=== The input ===

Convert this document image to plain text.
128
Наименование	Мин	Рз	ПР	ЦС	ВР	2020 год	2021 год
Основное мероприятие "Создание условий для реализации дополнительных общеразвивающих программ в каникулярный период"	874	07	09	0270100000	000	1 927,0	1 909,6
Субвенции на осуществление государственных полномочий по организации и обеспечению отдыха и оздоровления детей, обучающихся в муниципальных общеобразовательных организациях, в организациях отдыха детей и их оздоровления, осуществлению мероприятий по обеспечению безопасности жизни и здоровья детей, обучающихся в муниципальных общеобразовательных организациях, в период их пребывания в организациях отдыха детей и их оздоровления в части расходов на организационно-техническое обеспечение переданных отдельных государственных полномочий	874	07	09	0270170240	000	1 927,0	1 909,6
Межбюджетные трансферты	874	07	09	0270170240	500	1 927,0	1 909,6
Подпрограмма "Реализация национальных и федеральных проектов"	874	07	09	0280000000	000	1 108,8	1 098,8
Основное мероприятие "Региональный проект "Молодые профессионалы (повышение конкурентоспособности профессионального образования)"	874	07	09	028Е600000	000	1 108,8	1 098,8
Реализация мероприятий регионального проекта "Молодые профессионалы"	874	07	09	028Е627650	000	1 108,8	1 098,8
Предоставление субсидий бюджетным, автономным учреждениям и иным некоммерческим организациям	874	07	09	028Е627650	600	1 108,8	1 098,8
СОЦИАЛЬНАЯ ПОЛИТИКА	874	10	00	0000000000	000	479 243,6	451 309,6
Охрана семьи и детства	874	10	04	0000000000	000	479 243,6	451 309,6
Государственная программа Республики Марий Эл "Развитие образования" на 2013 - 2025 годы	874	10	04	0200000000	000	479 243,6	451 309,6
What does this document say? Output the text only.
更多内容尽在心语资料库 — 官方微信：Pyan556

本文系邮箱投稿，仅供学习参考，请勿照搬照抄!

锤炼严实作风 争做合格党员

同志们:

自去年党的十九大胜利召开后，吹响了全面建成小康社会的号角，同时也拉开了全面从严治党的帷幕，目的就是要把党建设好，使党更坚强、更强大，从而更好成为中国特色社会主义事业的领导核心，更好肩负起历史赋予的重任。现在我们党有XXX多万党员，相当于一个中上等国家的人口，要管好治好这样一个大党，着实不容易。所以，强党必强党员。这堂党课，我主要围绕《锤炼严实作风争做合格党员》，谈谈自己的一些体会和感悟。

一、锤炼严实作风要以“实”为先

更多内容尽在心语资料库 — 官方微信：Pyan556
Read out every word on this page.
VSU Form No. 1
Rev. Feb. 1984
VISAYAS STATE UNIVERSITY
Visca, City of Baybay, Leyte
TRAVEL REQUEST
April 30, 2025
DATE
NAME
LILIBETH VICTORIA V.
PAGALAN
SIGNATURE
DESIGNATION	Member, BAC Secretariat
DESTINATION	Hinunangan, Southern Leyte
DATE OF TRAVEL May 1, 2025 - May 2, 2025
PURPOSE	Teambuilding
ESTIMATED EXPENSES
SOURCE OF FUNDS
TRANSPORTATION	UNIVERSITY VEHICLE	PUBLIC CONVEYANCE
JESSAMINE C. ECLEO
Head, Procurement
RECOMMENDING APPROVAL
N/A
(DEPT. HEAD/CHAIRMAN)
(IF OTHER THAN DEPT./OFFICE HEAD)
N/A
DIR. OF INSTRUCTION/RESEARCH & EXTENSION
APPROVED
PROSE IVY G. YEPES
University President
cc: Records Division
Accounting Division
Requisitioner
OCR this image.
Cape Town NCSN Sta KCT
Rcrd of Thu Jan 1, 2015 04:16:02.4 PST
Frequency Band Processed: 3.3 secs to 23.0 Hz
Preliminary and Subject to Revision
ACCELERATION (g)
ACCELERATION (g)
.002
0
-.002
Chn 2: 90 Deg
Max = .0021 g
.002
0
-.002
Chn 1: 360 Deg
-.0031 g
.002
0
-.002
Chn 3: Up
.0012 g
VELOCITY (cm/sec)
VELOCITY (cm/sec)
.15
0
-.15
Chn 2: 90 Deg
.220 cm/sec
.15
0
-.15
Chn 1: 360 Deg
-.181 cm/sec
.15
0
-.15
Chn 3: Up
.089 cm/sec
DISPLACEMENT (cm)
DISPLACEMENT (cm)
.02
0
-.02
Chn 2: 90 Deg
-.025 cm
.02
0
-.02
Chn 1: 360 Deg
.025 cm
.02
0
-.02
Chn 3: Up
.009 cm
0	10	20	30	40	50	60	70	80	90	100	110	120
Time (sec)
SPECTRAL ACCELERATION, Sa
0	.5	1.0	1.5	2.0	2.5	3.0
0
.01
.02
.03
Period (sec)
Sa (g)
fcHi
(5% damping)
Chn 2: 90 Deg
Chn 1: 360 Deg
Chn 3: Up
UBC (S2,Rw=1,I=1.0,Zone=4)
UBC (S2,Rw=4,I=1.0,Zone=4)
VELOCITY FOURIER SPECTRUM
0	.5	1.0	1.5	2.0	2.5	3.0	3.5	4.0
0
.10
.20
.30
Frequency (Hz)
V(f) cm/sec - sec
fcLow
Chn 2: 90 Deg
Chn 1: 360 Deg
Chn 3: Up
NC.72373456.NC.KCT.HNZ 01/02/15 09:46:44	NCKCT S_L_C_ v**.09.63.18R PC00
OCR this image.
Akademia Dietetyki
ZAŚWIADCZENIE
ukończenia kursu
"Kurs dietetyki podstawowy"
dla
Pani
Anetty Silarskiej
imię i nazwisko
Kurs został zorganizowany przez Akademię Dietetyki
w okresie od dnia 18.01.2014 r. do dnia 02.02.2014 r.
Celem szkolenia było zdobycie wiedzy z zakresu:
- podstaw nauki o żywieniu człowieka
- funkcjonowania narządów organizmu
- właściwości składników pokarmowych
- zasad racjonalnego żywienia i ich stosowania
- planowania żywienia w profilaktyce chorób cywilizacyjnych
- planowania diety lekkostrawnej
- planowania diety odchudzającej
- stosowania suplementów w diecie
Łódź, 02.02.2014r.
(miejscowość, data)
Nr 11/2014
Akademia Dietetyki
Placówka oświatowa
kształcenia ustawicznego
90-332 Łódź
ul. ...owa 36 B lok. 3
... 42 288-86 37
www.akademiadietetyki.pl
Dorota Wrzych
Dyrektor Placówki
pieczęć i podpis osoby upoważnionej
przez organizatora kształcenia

===

Write out all the data again, exactly as it appears.

Convert this document image to plain text.
128
Наименование	Мин	Рз	ПР	ЦС	ВР	2020 год	2021 год
Основное мероприятие "Создание условий для реализации дополнительных общеразвивающих программ в каникулярный период"	874	07	09	0270100000	000	1 927,0	1 909,6
Субвенции на осуществление государственных полномочий по организации и обеспечению отдыха и оздоровления детей, обучающихся в муниципальных общеобразовательных организациях, в организациях отдыха детей и их оздоровления, осуществлению мероприятий по обеспечению безопасности жизни и здоровья детей, обучающихся в муниципальных общеобразовательных организациях, в период их пребывания в организациях отдыха детей и их оздоровления в части расходов на организационно-техническое обеспечение переданных отдельных государственных полномочий	874	07	09	0270170240	000	1 927,0	1 909,6
Межбюджетные трансферты	874	07	09	0270170240	500	1 927,0	1 909,6
Подпрограмма "Реализация национальных и федеральных проектов"	874	07	09	0280000000	000	1 108,8	1 098,8
Основное мероприятие "Региональный проект "Молодые профессионалы (повышение конкурентоспособности профессионального образования)"	874	07	09	028Е600000	000	1 108,8	1 098,8
Реализация мероприятий регионального проекта "Молодые профессионалы"	874	07	09	028Е627650	000	1 108,8	1 098,8
Предоставление субсидий бюджетным, автономным учреждениям и иным некоммерческим организациям	874	07	09	028Е627650	600	1 108,8	1 098,8
СОЦИАЛЬНАЯ ПОЛИТИКА	874	10	00	0000000000	000	479 243,6	451 309,6
Охрана семьи и детства	874	10	04	0000000000	000	479 243,6	451 309,6
Государственная программа Республики Марий Эл "Развитие образования" на 2013 - 2025 годы	874	10	04	0200000000	000	479 243,6	451 309,6
What does this document say? Output the text only.
更多内容尽在心语资料库 — 官方微信：Pyan556

本文系邮箱投稿，仅供学习参考，请勿照搬照抄!

锤炼严实作风 争做合格党员

同志们:

自去年党的十九大胜利召开后，吹响了全面建成小康社会的号角，同时也拉开了全面从严治党的帷幕，目的就是要把党建设好，使党更坚强、更强大，从而更好成为中国特色社会主义事业的领导核心，更好肩负起历史赋予的重任。现在我们党有XXX多万党员，相当于一个中上等国家的人口，要管好治好这样一个大党，着实不容易。所以，强党必强党员。这堂党课，我主要围绕《锤炼严实作风争做合格党员》，谈谈自己的一些体会和感悟。

一、锤炼严实作风要以“实”为先

更多内容尽在心语资料库 — 官方微信：Pyan556
Read out every word on this page.
VSU Form No. 1
Rev. Feb. 1984
VISAYAS STATE UNIVERSITY
Visca, City of Baybay, Leyte
TRAVEL REQUEST
April 30, 2025
DATE
NAME
LILIBETH VICTORIA V.
PAGALAN
SIGNATURE
DESIGNATION	Member, BAC Secretariat
DESTINATION	Hinunangan, Southern Leyte
DATE OF TRAVEL May 1, 2025 - May 2, 2025
PURPOSE	Teambuilding
ESTIMATED EXPENSES
SOURCE OF FUNDS
TRANSPORTATION	UNIVERSITY VEHICLE	PUBLIC CONVEYANCE
JESSAMINE C. ECLEO
Head, Procurement
RECOMMENDING APPROVAL
N/A
(DEPT. HEAD/CHAIRMAN)
(IF OTHER THAN DEPT./OFFICE HEAD)
N/A
DIR. OF INSTRUCTION/RESEARCH & EXTENSION
APPROVED
PROSE IVY G. YEPES
University President
cc: Records Division
Accounting Division
Requisitioner
OCR this image.
Cape Town NCSN Sta KCT
Rcrd of Thu Jan 1, 2015 04:16:02.4 PST
Frequency Band Processed: 3.3 secs to 23.0 Hz
Preliminary and Subject to Revision
ACCELERATION (g)
ACCELERATION (g)
.002
0
-.002
Chn 2: 90 Deg
Max = .0021 g
.002
0
-.002
Chn 1: 360 Deg
-.0031 g
.002
0
-.002
Chn 3: Up
.0012 g
VELOCITY (cm/sec)
VELOCITY (cm/sec)
.15
0
-.15
Chn 2: 90 Deg
.220 cm/sec
.15
0
-.15
Chn 1: 360 Deg
-.181 cm/sec
.15
0
-.15
Chn 3: Up
.089 cm/sec
DISPLACEMENT (cm)
DISPLACEMENT (cm)
.02
0
-.02
Chn 2: 90 Deg
-.025 cm
.02
0
-.02
Chn 1: 360 Deg
.025 cm
.02
0
-.02
Chn 3: Up
.009 cm
0	10	20	30	40	50	60	70	80	90	100	110	120
Time (sec)
SPECTRAL ACCELERATION, Sa
0	.5	1.0	1.5	2.0	2.5	3.0
0
.01
.02
.03
Period (sec)
Sa (g)
fcHi
(5% damping)
Chn 2: 90 Deg
Chn 1: 360 Deg
Chn 3: Up
UBC (S2,Rw=1,I=1.0,Zone=4)
UBC (S2,Rw=4,I=1.0,Zone=4)
VELOCITY FOURIER SPECTRUM
0	.5	1.0	1.5	2.0	2.5	3.0	3.5	4.0
0
.10
.20
.30
Frequency (Hz)
V(f) cm/sec - sec
fcLow
Chn 2: 90 Deg
Chn 1: 360 Deg
Chn 3: Up
NC.72373456.NC.KCT.HNZ 01/02/15 09:46:44	NCKCT S_L_C_ v**.09.63.18R PC00
OCR this image.
Akademia Dietetyki
ZAŚWIADCZENIE
ukończenia kursu
"Kurs dietetyki podstawowy"
dla
Pani
Anetty Silarskiej
imię i nazwisko
Kurs został zorganizowany przez Akademię Dietetyki
w okresie od dnia 18.01.2014 r. do dnia 02.02.2014 r.
Celem szkolenia było zdobycie wiedzy z zakresu:
- podstaw nauki o żywieniu człowieka
- funkcjonowania narządów organizmu
- właściwości składników pokarmowych
- zasad racjonalnego żywienia i ich stosowania
- planowania żywienia w profilaktyce chorób cywilizacyjnych
- planowania diety lekkostrawnej
- planowania diety odchudzającej
- stosowania suplementów w diecie
Łódź, 02.02.2014r.
(miejscowość, data)
Nr 11/2014
Akademia Dietetyki
Placówka oświatowa
kształcenia ustawicznego
90-332 Łódź
ul. ...owa 36 B lok. 3
... 42 288-86 37
www.akademiadietetyki.pl
Dorota Wrzych
Dyrektor Placówki
pieczęć i podpis osoby upoważnionej
przez organizatora kształcenia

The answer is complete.